WHAT THE TASK ASKS: Pick out the lines below that include the string "ylabel".

DATA FOR PROCESSING:
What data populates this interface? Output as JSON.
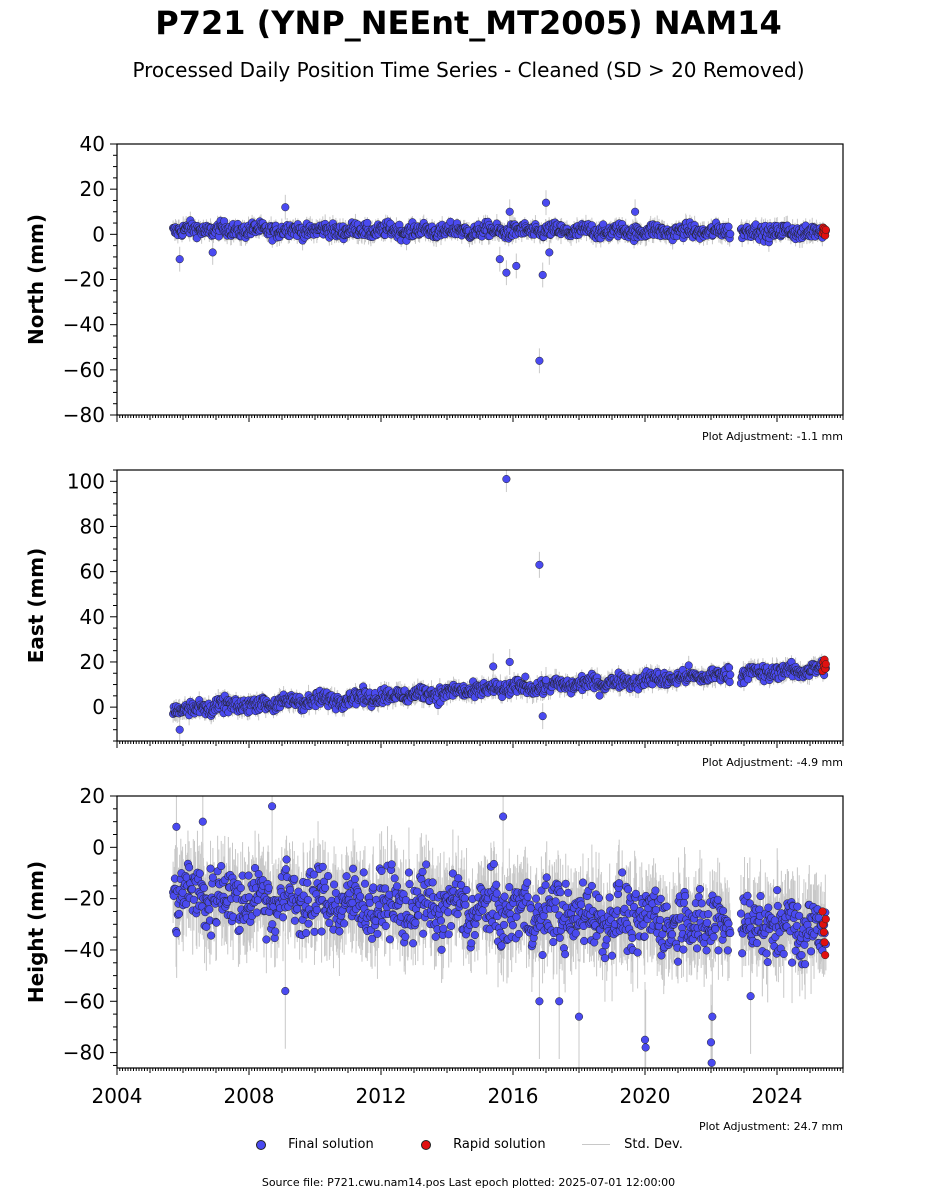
{
  "header": {
    "title": "P721 (YNP_NEEnt_MT2005) NAM14",
    "subtitle": "Processed Daily Position Time Series - Cleaned (SD > 20 Removed)"
  },
  "footer": {
    "source": "Source file: P721.cwu.nam14.pos  Last epoch plotted: 2025-07-01 12:00:00"
  },
  "colors": {
    "final": "#4a4af0",
    "rapid": "#e01010",
    "std": "#c8c8c8"
  },
  "chart_data": [
    {
      "type": "scatter",
      "ylabel": "North (mm)",
      "ylim": [
        -80,
        40
      ],
      "yticks": [
        40,
        20,
        0,
        -20,
        -40,
        -60,
        -80
      ],
      "xlim": [
        2004,
        2026
      ],
      "annotation": "Plot Adjustment: -1.1 mm",
      "trend": [
        [
          2005.7,
          2.0
        ],
        [
          2025.5,
          1.0
        ]
      ],
      "noise": 2.2,
      "outliers": [
        [
          2005.9,
          -11
        ],
        [
          2006.9,
          -8
        ],
        [
          2009.1,
          12
        ],
        [
          2015.6,
          -11
        ],
        [
          2015.8,
          -17
        ],
        [
          2016.1,
          -14
        ],
        [
          2015.9,
          10
        ],
        [
          2016.8,
          -56
        ],
        [
          2016.9,
          -18
        ],
        [
          2017.0,
          14
        ],
        [
          2017.1,
          -8
        ],
        [
          2019.7,
          10
        ]
      ],
      "rapid": [
        [
          2025.38,
          0.5
        ],
        [
          2025.4,
          3.0
        ],
        [
          2025.42,
          1.5
        ],
        [
          2025.44,
          2.5
        ],
        [
          2025.46,
          -0.5
        ],
        [
          2025.48,
          2.0
        ]
      ]
    },
    {
      "type": "scatter",
      "ylabel": "East (mm)",
      "ylim": [
        -15,
        105
      ],
      "yticks": [
        100,
        80,
        60,
        40,
        20,
        0
      ],
      "xlim": [
        2004,
        2026
      ],
      "annotation": "Plot Adjustment: -4.9 mm",
      "trend": [
        [
          2005.7,
          -1.0
        ],
        [
          2025.5,
          17.0
        ]
      ],
      "noise": 2.3,
      "outliers": [
        [
          2005.9,
          -10
        ],
        [
          2015.4,
          18
        ],
        [
          2015.8,
          101
        ],
        [
          2015.9,
          20
        ],
        [
          2016.8,
          63
        ],
        [
          2016.9,
          -4
        ],
        [
          2017.0,
          12
        ]
      ],
      "rapid": [
        [
          2025.38,
          16
        ],
        [
          2025.4,
          20
        ],
        [
          2025.42,
          18
        ],
        [
          2025.44,
          21
        ],
        [
          2025.46,
          17
        ],
        [
          2025.48,
          19
        ]
      ]
    },
    {
      "type": "scatter",
      "ylabel": "Height (mm)",
      "ylim": [
        -86,
        20
      ],
      "yticks": [
        20,
        0,
        -20,
        -40,
        -60,
        -80
      ],
      "xlim": [
        2004,
        2026
      ],
      "xticks": [
        2004,
        2008,
        2012,
        2016,
        2020,
        2024
      ],
      "annotation": "Plot Adjustment: 24.7 mm",
      "trend": [
        [
          2005.7,
          -18.0
        ],
        [
          2025.5,
          -32.0
        ]
      ],
      "noise": 9.0,
      "outliers": [
        [
          2005.8,
          8
        ],
        [
          2006.6,
          10
        ],
        [
          2008.7,
          16
        ],
        [
          2015.7,
          12
        ],
        [
          2016.8,
          -60
        ],
        [
          2017.4,
          -60
        ],
        [
          2018.0,
          -66
        ],
        [
          2020.0,
          -75
        ],
        [
          2020.02,
          -78
        ],
        [
          2022.0,
          -76
        ],
        [
          2022.02,
          -84
        ],
        [
          2022.04,
          -66
        ],
        [
          2009.1,
          -56
        ],
        [
          2023.2,
          -58
        ]
      ],
      "rapid": [
        [
          2025.38,
          -25
        ],
        [
          2025.4,
          -30
        ],
        [
          2025.42,
          -33
        ],
        [
          2025.44,
          -37
        ],
        [
          2025.46,
          -42
        ],
        [
          2025.48,
          -28
        ]
      ]
    }
  ],
  "legend": {
    "final": "Final solution",
    "rapid": "Rapid solution",
    "std": "Std. Dev."
  }
}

WRITTEN SOLUTION:
      "ylabel": "North (mm)",
      "ylabel": "East (mm)",
      "ylabel": "Height (mm)",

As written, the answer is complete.